[Excerpts from a figure dataset]
## Start
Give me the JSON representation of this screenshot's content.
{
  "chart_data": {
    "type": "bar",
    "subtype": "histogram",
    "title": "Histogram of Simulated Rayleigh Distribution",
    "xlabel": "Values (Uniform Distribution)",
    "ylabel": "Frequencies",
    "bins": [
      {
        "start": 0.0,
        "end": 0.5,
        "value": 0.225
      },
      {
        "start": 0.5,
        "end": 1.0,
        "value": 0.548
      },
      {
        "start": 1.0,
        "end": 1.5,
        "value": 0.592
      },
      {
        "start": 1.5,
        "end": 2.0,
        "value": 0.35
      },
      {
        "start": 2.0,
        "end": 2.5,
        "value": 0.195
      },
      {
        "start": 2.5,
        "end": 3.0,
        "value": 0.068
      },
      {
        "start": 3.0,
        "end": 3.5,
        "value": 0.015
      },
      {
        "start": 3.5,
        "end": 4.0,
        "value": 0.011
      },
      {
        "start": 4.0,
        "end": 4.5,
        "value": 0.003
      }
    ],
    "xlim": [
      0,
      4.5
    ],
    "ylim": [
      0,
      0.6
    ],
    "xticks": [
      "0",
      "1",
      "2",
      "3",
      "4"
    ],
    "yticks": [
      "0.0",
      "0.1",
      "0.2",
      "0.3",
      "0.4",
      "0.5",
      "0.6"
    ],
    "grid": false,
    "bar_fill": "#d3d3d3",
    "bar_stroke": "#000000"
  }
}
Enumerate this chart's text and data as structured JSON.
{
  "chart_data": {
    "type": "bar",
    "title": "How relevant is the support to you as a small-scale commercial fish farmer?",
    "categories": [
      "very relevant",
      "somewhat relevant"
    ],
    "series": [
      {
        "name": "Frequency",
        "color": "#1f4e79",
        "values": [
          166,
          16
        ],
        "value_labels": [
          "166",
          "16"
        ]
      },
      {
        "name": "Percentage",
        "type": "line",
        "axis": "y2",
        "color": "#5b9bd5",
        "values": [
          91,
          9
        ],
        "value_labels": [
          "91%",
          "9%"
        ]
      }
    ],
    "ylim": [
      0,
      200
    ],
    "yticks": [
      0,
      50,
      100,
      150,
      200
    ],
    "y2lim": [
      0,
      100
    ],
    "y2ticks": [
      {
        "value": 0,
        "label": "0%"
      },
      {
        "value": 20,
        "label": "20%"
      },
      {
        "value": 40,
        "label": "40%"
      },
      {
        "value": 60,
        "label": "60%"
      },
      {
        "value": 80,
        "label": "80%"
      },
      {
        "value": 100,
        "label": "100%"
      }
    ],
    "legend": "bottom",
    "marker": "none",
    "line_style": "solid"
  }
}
## End
• **Task directions**
Using the listing above, show every line that includes the string "JSON".

• **Written solution**
Give me the JSON representation of this screenshot's content.
Enumerate this chart's text and data as structured JSON.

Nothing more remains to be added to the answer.